__MATERIAL PROVIDED__:
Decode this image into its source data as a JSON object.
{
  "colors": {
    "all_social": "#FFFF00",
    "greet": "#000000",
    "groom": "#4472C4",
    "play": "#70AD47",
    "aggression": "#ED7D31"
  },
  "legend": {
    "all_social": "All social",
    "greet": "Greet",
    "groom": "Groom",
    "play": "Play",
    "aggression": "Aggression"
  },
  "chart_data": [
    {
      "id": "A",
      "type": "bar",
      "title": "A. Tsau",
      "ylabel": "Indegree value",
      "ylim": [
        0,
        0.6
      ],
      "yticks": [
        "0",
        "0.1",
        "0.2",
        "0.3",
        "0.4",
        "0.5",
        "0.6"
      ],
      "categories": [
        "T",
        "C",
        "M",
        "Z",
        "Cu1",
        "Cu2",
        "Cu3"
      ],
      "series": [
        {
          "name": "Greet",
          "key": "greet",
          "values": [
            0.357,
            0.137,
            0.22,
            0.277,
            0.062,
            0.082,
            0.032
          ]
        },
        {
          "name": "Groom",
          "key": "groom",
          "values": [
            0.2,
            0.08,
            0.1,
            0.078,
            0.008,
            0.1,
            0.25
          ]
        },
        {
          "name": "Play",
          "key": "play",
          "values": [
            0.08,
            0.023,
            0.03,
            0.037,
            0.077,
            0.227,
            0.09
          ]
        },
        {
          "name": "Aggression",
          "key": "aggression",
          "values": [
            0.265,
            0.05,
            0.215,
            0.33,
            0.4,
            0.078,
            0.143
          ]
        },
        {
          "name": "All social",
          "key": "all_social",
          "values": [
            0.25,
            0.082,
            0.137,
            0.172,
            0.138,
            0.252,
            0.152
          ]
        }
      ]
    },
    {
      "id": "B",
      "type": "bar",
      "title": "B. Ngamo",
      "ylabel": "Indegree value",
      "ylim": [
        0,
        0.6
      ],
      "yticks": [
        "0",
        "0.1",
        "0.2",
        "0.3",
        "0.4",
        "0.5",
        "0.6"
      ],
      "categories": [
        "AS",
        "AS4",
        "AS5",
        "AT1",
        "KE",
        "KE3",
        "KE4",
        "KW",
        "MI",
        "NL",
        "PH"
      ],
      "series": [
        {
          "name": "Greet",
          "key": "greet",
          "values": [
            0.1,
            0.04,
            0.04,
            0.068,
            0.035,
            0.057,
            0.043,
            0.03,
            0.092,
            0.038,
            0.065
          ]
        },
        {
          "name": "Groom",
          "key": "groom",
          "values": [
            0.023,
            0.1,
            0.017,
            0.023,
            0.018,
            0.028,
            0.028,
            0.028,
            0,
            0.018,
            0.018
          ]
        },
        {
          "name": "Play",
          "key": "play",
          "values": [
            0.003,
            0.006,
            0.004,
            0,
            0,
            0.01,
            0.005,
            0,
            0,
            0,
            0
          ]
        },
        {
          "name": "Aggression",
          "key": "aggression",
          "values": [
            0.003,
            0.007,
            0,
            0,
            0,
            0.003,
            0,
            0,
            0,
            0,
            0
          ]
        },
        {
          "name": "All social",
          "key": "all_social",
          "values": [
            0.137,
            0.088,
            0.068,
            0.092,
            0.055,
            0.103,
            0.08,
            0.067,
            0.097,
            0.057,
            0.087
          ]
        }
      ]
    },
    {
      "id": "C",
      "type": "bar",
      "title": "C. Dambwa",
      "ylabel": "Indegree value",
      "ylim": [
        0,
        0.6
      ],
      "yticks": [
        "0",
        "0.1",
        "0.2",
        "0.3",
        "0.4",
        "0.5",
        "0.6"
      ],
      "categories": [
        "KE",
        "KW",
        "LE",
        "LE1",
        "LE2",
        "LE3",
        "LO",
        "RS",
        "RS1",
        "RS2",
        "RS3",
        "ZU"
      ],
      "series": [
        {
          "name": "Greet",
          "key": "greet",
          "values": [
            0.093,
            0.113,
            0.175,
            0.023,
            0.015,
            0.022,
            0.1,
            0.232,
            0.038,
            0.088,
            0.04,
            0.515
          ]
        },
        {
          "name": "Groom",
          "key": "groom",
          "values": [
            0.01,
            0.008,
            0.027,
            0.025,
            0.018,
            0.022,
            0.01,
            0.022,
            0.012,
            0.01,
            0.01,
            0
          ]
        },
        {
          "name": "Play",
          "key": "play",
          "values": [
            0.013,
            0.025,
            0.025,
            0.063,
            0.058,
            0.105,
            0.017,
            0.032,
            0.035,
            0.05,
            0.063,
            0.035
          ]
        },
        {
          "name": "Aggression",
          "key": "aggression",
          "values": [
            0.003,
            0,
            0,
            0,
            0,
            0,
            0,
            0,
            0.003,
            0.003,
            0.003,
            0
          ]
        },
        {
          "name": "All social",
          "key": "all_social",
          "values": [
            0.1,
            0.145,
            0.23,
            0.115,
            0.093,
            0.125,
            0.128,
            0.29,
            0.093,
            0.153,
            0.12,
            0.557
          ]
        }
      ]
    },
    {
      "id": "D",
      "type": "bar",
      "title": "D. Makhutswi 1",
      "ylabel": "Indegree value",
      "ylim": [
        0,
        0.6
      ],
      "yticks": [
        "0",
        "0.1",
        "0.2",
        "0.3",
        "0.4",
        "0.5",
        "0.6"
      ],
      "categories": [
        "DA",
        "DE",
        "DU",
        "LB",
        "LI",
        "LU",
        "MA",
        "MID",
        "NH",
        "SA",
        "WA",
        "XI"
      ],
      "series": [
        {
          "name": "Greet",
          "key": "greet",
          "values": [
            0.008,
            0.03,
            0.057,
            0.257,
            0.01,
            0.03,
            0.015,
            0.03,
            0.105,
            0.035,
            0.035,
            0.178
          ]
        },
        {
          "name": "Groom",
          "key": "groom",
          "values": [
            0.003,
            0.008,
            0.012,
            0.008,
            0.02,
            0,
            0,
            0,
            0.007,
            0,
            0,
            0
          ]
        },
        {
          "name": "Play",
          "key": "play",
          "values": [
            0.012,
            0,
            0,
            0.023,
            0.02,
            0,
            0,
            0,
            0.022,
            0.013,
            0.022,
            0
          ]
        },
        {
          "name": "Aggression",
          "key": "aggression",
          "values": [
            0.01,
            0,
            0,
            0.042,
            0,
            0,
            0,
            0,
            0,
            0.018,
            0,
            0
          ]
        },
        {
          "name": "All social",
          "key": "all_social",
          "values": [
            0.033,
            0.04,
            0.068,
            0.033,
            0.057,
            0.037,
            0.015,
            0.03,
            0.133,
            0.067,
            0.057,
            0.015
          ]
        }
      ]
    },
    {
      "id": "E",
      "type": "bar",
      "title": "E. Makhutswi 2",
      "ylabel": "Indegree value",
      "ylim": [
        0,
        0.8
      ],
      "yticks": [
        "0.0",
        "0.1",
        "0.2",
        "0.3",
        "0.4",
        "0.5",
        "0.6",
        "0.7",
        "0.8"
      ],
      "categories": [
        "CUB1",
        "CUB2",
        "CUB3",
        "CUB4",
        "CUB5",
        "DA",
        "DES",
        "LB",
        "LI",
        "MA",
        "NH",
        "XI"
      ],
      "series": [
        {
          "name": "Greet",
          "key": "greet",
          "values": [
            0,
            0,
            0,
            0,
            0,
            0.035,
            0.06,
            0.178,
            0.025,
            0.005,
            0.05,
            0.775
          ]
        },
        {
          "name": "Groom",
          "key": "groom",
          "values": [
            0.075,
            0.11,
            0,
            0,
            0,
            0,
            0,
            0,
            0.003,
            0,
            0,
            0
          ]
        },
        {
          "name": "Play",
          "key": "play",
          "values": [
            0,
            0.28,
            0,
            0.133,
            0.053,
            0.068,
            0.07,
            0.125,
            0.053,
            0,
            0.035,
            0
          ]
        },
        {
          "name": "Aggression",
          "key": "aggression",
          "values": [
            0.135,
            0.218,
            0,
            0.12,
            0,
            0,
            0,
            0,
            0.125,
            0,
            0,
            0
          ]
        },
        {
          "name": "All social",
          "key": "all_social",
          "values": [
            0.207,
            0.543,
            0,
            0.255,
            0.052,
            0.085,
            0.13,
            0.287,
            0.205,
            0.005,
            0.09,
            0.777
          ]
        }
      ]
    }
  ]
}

__REQUEST__: Scan the lines for the string "title". Copy out each line that matches.

__SOLUTION TO THE PROBLEM__:
      "title": "A. Tsau",
      "title": "B. Ngamo",
      "title": "C. Dambwa",
      "title": "D. Makhutswi 1",
      "title": "E. Makhutswi 2",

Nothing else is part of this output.